◆ WHAT IS ASKED
From the listing below, pull out every line where the string "Arrests" appears.

◆ RECORDS FOR PROCESSING
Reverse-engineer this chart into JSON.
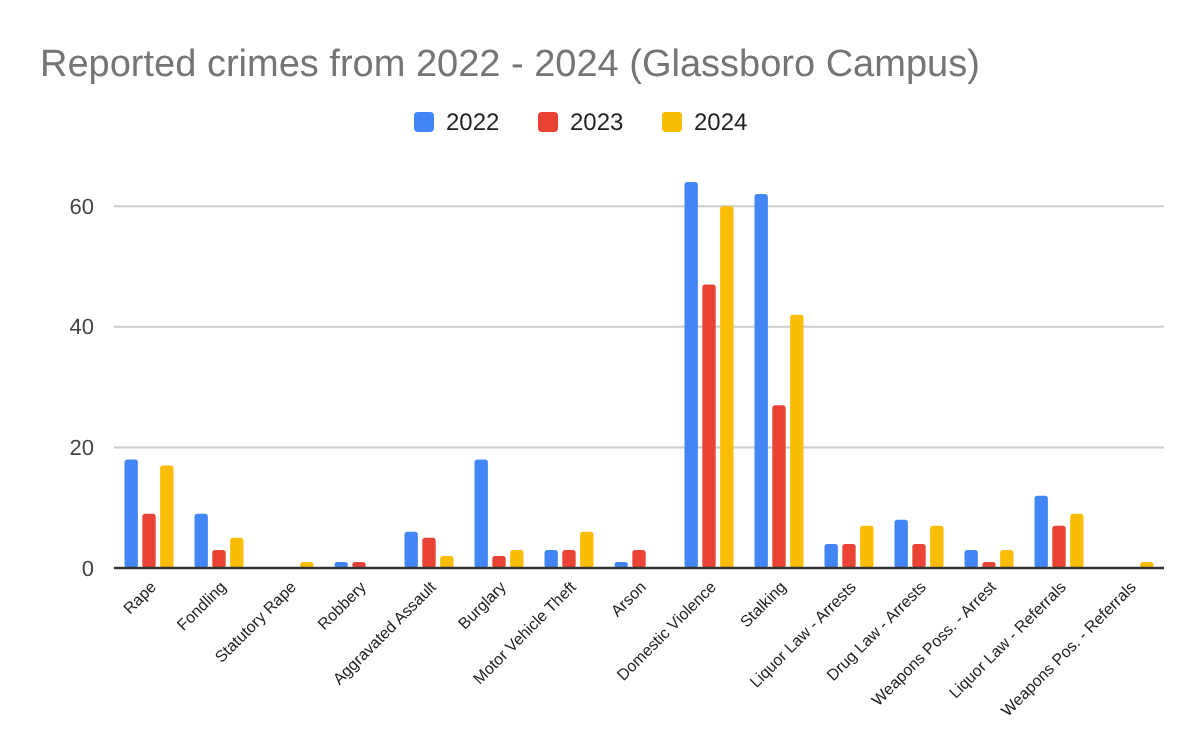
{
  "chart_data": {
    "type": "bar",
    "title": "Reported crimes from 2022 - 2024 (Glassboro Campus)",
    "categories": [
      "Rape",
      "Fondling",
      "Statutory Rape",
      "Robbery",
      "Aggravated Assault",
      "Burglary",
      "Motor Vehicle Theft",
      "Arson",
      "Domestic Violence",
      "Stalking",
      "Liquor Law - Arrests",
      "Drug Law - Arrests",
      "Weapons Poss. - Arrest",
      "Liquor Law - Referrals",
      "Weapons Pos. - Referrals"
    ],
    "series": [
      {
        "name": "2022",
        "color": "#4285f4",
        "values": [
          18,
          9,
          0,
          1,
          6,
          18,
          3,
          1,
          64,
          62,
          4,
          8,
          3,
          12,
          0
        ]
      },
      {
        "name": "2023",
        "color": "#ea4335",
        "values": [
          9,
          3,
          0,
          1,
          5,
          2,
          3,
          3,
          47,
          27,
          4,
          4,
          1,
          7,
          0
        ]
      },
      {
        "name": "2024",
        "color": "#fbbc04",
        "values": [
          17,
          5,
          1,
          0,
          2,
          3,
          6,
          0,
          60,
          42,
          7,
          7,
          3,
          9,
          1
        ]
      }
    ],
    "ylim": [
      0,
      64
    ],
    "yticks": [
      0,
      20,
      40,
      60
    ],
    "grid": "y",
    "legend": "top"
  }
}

==

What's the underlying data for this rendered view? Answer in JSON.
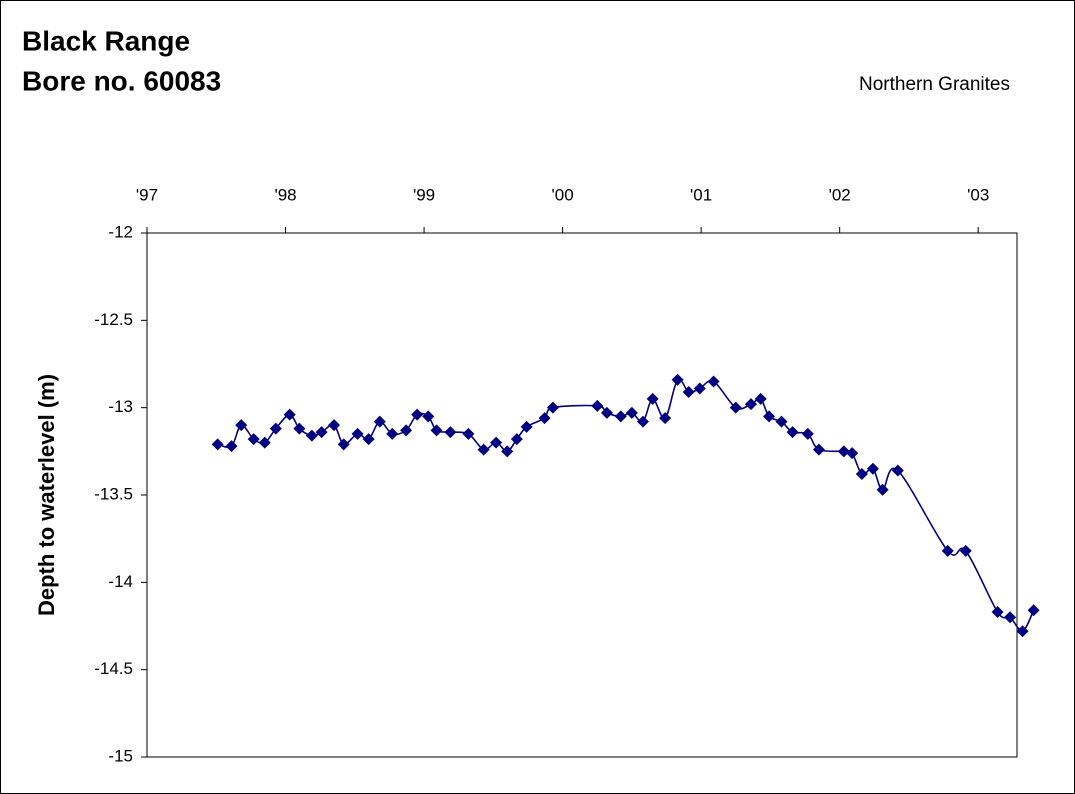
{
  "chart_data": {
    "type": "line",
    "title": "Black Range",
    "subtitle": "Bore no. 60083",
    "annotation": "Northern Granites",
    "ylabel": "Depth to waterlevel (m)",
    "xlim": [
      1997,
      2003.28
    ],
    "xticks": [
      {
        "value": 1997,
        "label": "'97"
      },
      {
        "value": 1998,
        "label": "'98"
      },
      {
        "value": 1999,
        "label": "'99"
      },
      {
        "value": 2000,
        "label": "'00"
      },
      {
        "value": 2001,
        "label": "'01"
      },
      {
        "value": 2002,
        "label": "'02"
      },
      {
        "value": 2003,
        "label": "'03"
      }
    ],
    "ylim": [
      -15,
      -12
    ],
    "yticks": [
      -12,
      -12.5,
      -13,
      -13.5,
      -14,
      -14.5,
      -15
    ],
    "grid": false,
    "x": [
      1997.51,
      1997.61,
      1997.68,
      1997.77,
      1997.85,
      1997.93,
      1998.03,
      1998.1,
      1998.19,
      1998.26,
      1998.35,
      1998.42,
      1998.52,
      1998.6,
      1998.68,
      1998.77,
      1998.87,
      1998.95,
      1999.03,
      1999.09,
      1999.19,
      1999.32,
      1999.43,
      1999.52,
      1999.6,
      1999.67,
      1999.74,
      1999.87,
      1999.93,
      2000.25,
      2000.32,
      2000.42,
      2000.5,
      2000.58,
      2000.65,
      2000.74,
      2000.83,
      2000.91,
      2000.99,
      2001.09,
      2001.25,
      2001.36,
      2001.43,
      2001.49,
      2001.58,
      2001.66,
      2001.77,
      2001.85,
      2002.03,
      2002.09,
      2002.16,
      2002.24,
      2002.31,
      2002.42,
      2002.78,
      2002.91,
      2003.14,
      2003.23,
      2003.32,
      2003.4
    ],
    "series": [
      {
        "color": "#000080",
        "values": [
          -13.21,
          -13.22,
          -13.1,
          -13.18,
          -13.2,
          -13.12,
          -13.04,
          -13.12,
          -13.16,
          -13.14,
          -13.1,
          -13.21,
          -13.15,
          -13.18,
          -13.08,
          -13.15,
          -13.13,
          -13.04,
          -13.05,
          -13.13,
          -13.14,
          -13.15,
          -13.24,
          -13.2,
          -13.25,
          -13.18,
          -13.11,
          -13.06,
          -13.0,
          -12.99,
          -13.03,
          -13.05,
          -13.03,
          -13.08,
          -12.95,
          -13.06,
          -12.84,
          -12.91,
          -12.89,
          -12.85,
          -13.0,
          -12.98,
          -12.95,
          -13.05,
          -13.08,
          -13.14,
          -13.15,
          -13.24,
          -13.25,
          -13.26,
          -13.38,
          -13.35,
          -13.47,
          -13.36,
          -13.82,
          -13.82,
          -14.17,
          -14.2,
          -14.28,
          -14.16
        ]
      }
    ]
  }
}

◆ EXPECTED ANSWER
      "Liquor Law - Arrests",
      "Drug Law - Arrests",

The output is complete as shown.